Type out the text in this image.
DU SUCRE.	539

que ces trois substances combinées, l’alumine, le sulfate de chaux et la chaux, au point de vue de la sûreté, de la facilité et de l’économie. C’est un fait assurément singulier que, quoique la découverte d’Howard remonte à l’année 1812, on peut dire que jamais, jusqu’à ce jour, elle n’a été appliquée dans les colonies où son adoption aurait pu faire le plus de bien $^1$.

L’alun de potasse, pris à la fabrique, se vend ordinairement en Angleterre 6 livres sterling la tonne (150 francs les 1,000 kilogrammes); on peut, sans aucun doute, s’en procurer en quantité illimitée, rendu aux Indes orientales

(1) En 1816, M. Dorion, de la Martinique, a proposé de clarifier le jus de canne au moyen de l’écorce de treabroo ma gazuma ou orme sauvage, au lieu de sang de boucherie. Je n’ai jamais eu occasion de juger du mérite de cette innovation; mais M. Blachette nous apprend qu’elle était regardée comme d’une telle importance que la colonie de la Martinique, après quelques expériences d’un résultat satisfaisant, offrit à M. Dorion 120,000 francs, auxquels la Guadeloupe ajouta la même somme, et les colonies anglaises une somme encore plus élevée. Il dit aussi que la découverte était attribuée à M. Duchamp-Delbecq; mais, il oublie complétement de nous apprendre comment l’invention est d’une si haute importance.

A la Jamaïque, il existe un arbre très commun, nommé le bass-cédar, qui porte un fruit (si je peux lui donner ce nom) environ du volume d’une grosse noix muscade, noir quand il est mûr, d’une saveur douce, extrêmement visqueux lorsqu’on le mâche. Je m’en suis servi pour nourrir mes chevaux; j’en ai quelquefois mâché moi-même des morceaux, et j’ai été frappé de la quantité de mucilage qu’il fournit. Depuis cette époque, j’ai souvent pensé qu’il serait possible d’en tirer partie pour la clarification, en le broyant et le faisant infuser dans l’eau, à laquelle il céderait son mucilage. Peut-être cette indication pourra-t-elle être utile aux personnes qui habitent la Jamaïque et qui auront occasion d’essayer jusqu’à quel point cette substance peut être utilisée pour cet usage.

• [EXERCISE BRIEF] The data above must be returned in full, exactly as written.

• [SOLUTION]
Type out the text in this image.
DU SUCRE.	539

que ces trois substances combinées, l’alumine, le sulfate de chaux et la chaux, au point de vue de la sûreté, de la facilité et de l’économie. C’est un fait assurément singulier que, quoique la découverte d’Howard remonte à l’année 1812, on peut dire que jamais, jusqu’à ce jour, elle n’a été appliquée dans les colonies où son adoption aurait pu faire le plus de bien $^1$.

L’alun de potasse, pris à la fabrique, se vend ordinairement en Angleterre 6 livres sterling la tonne (150 francs les 1,000 kilogrammes); on peut, sans aucun doute, s’en procurer en quantité illimitée, rendu aux Indes orientales

(1) En 1816, M. Dorion, de la Martinique, a proposé de clarifier le jus de canne au moyen de l’écorce de treabroo ma gazuma ou orme sauvage, au lieu de sang de boucherie. Je n’ai jamais eu occasion de juger du mérite de cette innovation; mais M. Blachette nous apprend qu’elle était regardée comme d’une telle importance que la colonie de la Martinique, après quelques expériences d’un résultat satisfaisant, offrit à M. Dorion 120,000 francs, auxquels la Guadeloupe ajouta la même somme, et les colonies anglaises une somme encore plus élevée. Il dit aussi que la découverte était attribuée à M. Duchamp-Delbecq; mais, il oublie complétement de nous apprendre comment l’invention est d’une si haute importance.

A la Jamaïque, il existe un arbre très commun, nommé le bass-cédar, qui porte un fruit (si je peux lui donner ce nom) environ du volume d’une grosse noix muscade, noir quand il est mûr, d’une saveur douce, extrêmement visqueux lorsqu’on le mâche. Je m’en suis servi pour nourrir mes chevaux; j’en ai quelquefois mâché moi-même des morceaux, et j’ai été frappé de la quantité de mucilage qu’il fournit. Depuis cette époque, j’ai souvent pensé qu’il serait possible d’en tirer partie pour la clarification, en le broyant et le faisant infuser dans l’eau, à laquelle il céderait son mucilage. Peut-être cette indication pourra-t-elle être utile aux personnes qui habitent la Jamaïque et qui auront occasion d’essayer jusqu’à quel point cette substance peut être utilisée pour cet usage.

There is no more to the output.